- Task directions: Your task is to transcribe all of the records exactly and leave out the pictures.

§ §

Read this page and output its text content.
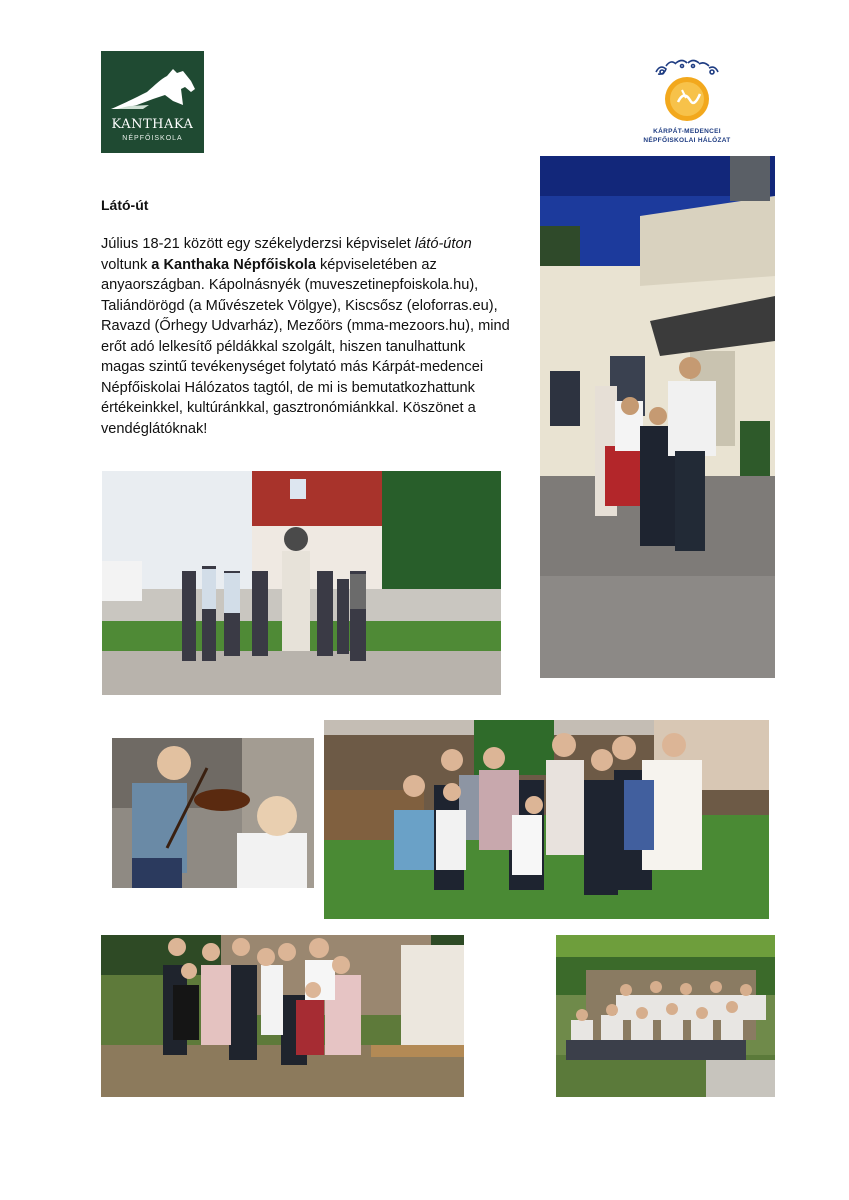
KANTHAKA
NÉPFŐISKOLA
KÁRPÁT-MEDENCEI
NÉPFŐISKOLAI HÁLÓZAT
Látó-út

Július 18-21 között egy székelyderzsi képviselet látó-úton voltunk a Kanthaka Népfőiskola képviseletében az anyaországban. Kápolnásnyék (muveszetinepfoiskola.hu), Taliándörögd (a Művészetek Völgye), Kiscsősz (eloforras.eu), Ravazd (Őrhegy Udvarház), Mezőörs (mma-mezoors.hu), mind erőt adó lelkesítő példákkal szolgált, hiszen tanulhattunk magas szintű tevékenységet folytató más Kárpát-medencei Népfőiskolai Hálózatos tagtól, de mi is bemutatkozhattunk értékeinkkel, kultúránkkal, gasztronómiánkkal. Köszönet a vendéglátóknak!
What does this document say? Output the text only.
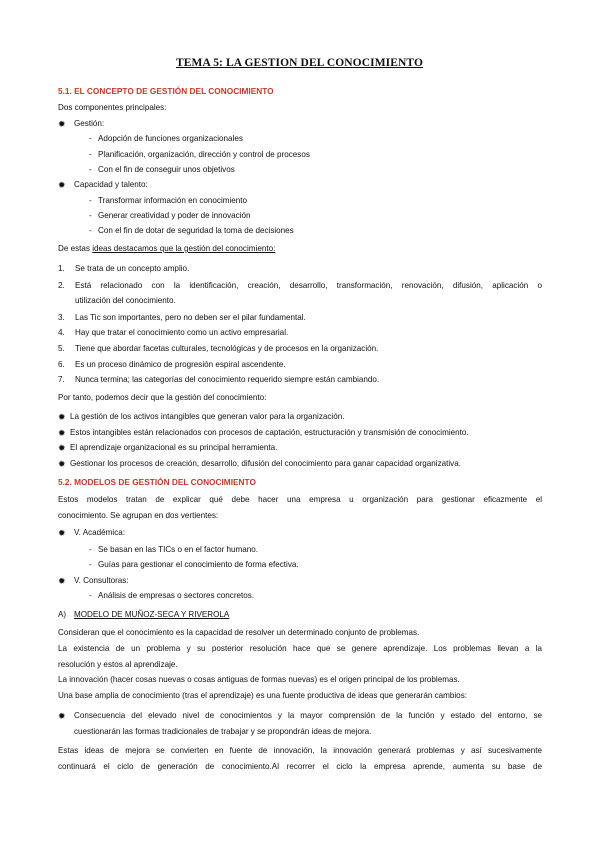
TEMA 5: LA GESTION DEL CONOCIMIENTO
5.1. EL CONCEPTO DE GESTIÓN DEL CONOCIMIENTO
Dos componentes principales:
✹ Gestión:
- Adopción de funciones organizacionales
- Planificación, organización, dirección y control de procesos
- Con el fin de conseguir unos objetivos
✹ Capacidad y talento:
- Transformar información en conocimiento
- Generar creatividad y poder de innovación
- Con el fin de dotar de seguridad la toma de decisiones
De estas ideas destacamos que la gestión del conocimiento:
1. Se trata de un concepto amplio.
2. Está relacionado con la identificación, creación, desarrollo, transformación, renovación, difusión, aplicación o
utilización del conocimiento.
3. Las Tic son importantes, pero no deben ser el pilar fundamental.
4. Hay que tratar el conocimiento como un activo empresarial.
5. Tiene que abordar facetas culturales, tecnológicas y de procesos en la organización.
6. Es un proceso dinámico de progresión espiral ascendente.
7. Nunca termina; las categorías del conocimiento requerido siempre están cambiando.
Por tanto, podemos decir que la gestión del conocimiento:
✹ La gestión de los activos intangibles que generan valor para la organización.
✹ Estos intangibles están relacionados con procesos de captación, estructuración y transmisión de conocimiento.
✹ El aprendizaje organizacional es su principal herramienta.
✹ Gestionar los procesos de creación, desarrollo, difusión del conocimiento para ganar capacidad organizativa.
5.2. MODELOS DE GESTIÓN DEL CONOCIMIENTO
Estos modelos tratan de explicar qué debe hacer una empresa u organización para gestionar eficazmente el
conocimiento. Se agrupan en dos vertientes:
✹ V. Académica:
- Se basan en las TICs o en el factor humano.
- Guías para gestionar el conocimiento de forma efectiva.
✹ V. Consultoras:
- Análisis de empresas o sectores concretos.
A) MODELO DE MUÑOZ-SECA Y RIVEROLA
Consideran que el conocimiento es la capacidad de resolver un determinado conjunto de problemas.
La existencia de un problema y su posterior resolución hace que se genere aprendizaje. Los problemas llevan a la
resolución y estos al aprendizaje.
La innovación (hacer cosas nuevas o cosas antiguas de formas nuevas) es el origen principal de los problemas.
Una base amplia de conocimiento (tras el aprendizaje) es una fuente productiva de ideas que generarán cambios:
✹ Consecuencia del elevado nivel de conocimientos y la mayor comprensión de la función y estado del entorno, se
cuestionarán las formas tradicionales de trabajar y se propondrán ideas de mejora.
Estas ideas de mejora se convierten en fuente de innovación, la innovación generará problemas y así sucesivamente
continuará el ciclo de generación de conocimiento.Al recorrer el ciclo la empresa aprende, aumenta su base de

§ §

- The answer:
Read this page and output its text content.
KANTHAKA
NÉPFŐISKOLA
KÁRPÁT-MEDENCEI
NÉPFŐISKOLAI HÁLÓZAT
Látó-út

Július 18-21 között egy székelyderzsi képviselet látó-úton voltunk a Kanthaka Népfőiskola képviseletében az anyaországban. Kápolnásnyék (muveszetinepfoiskola.hu), Taliándörögd (a Művészetek Völgye), Kiscsősz (eloforras.eu), Ravazd (Őrhegy Udvarház), Mezőörs (mma-mezoors.hu), mind erőt adó lelkesítő példákkal szolgált, hiszen tanulhattunk magas szintű tevékenységet folytató más Kárpát-medencei Népfőiskolai Hálózatos tagtól, de mi is bemutatkozhattunk értékeinkkel, kultúránkkal, gasztronómiánkkal. Köszönet a vendéglátóknak!
What does this document say? Output the text only.
TEMA 5: LA GESTION DEL CONOCIMIENTO
5.1. EL CONCEPTO DE GESTIÓN DEL CONOCIMIENTO
Dos componentes principales:
✹ Gestión:
- Adopción de funciones organizacionales
- Planificación, organización, dirección y control de procesos
- Con el fin de conseguir unos objetivos
✹ Capacidad y talento:
- Transformar información en conocimiento
- Generar creatividad y poder de innovación
- Con el fin de dotar de seguridad la toma de decisiones
De estas ideas destacamos que la gestión del conocimiento:
1. Se trata de un concepto amplio.
2. Está relacionado con la identificación, creación, desarrollo, transformación, renovación, difusión, aplicación o
utilización del conocimiento.
3. Las Tic son importantes, pero no deben ser el pilar fundamental.
4. Hay que tratar el conocimiento como un activo empresarial.
5. Tiene que abordar facetas culturales, tecnológicas y de procesos en la organización.
6. Es un proceso dinámico de progresión espiral ascendente.
7. Nunca termina; las categorías del conocimiento requerido siempre están cambiando.
Por tanto, podemos decir que la gestión del conocimiento:
✹ La gestión de los activos intangibles que generan valor para la organización.
✹ Estos intangibles están relacionados con procesos de captación, estructuración y transmisión de conocimiento.
✹ El aprendizaje organizacional es su principal herramienta.
✹ Gestionar los procesos de creación, desarrollo, difusión del conocimiento para ganar capacidad organizativa.
5.2. MODELOS DE GESTIÓN DEL CONOCIMIENTO
Estos modelos tratan de explicar qué debe hacer una empresa u organización para gestionar eficazmente el
conocimiento. Se agrupan en dos vertientes:
✹ V. Académica:
- Se basan en las TICs o en el factor humano.
- Guías para gestionar el conocimiento de forma efectiva.
✹ V. Consultoras:
- Análisis de empresas o sectores concretos.
A) MODELO DE MUÑOZ-SECA Y RIVEROLA
Consideran que el conocimiento es la capacidad de resolver un determinado conjunto de problemas.
La existencia de un problema y su posterior resolución hace que se genere aprendizaje. Los problemas llevan a la
resolución y estos al aprendizaje.
La innovación (hacer cosas nuevas o cosas antiguas de formas nuevas) es el origen principal de los problemas.
Una base amplia de conocimiento (tras el aprendizaje) es una fuente productiva de ideas que generarán cambios:
✹ Consecuencia del elevado nivel de conocimientos y la mayor comprensión de la función y estado del entorno, se
cuestionarán las formas tradicionales de trabajar y se propondrán ideas de mejora.
Estas ideas de mejora se convierten en fuente de innovación, la innovación generará problemas y así sucesivamente
continuará el ciclo de generación de conocimiento.Al recorrer el ciclo la empresa aprende, aumenta su base de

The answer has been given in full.